- _MATERIAL SHOWN_
## BEGIN
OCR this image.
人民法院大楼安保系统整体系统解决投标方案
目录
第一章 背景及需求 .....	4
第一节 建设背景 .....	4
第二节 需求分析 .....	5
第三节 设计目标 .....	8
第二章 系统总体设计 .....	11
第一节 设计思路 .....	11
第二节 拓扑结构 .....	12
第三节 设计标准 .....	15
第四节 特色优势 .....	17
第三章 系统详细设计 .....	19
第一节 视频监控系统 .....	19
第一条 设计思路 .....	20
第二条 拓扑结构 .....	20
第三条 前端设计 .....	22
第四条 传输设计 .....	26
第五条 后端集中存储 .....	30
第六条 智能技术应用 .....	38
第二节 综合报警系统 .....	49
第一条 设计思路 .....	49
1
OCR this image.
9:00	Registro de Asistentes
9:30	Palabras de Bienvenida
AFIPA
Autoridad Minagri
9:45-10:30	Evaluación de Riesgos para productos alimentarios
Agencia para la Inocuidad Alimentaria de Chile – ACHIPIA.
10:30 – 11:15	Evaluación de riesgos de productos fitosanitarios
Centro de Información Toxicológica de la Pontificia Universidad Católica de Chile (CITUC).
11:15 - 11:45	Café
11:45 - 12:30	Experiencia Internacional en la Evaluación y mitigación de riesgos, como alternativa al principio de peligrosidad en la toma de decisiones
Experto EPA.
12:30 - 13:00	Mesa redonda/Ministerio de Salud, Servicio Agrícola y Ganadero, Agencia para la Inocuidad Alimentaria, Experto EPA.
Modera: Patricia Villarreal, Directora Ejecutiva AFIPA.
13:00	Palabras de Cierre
## END
- _EXERCISE OBJECTIVE_
Restate every entry word for word.

- _WRITTEN REPLY_
OCR this image.
人民法院大楼安保系统整体系统解决投标方案
目录
第一章 背景及需求 .....	4
第一节 建设背景 .....	4
第二节 需求分析 .....	5
第三节 设计目标 .....	8
第二章 系统总体设计 .....	11
第一节 设计思路 .....	11
第二节 拓扑结构 .....	12
第三节 设计标准 .....	15
第四节 特色优势 .....	17
第三章 系统详细设计 .....	19
第一节 视频监控系统 .....	19
第一条 设计思路 .....	20
第二条 拓扑结构 .....	20
第三条 前端设计 .....	22
第四条 传输设计 .....	26
第五条 后端集中存储 .....	30
第六条 智能技术应用 .....	38
第二节 综合报警系统 .....	49
第一条 设计思路 .....	49
1
OCR this image.
9:00	Registro de Asistentes
9:30	Palabras de Bienvenida
AFIPA
Autoridad Minagri
9:45-10:30	Evaluación de Riesgos para productos alimentarios
Agencia para la Inocuidad Alimentaria de Chile – ACHIPIA.
10:30 – 11:15	Evaluación de riesgos de productos fitosanitarios
Centro de Información Toxicológica de la Pontificia Universidad Católica de Chile (CITUC).
11:15 - 11:45	Café
11:45 - 12:30	Experiencia Internacional en la Evaluación y mitigación de riesgos, como alternativa al principio de peligrosidad en la toma de decisiones
Experto EPA.
12:30 - 13:00	Mesa redonda/Ministerio de Salud, Servicio Agrícola y Ganadero, Agencia para la Inocuidad Alimentaria, Experto EPA.
Modera: Patricia Villarreal, Directora Ejecutiva AFIPA.
13:00	Palabras de Cierre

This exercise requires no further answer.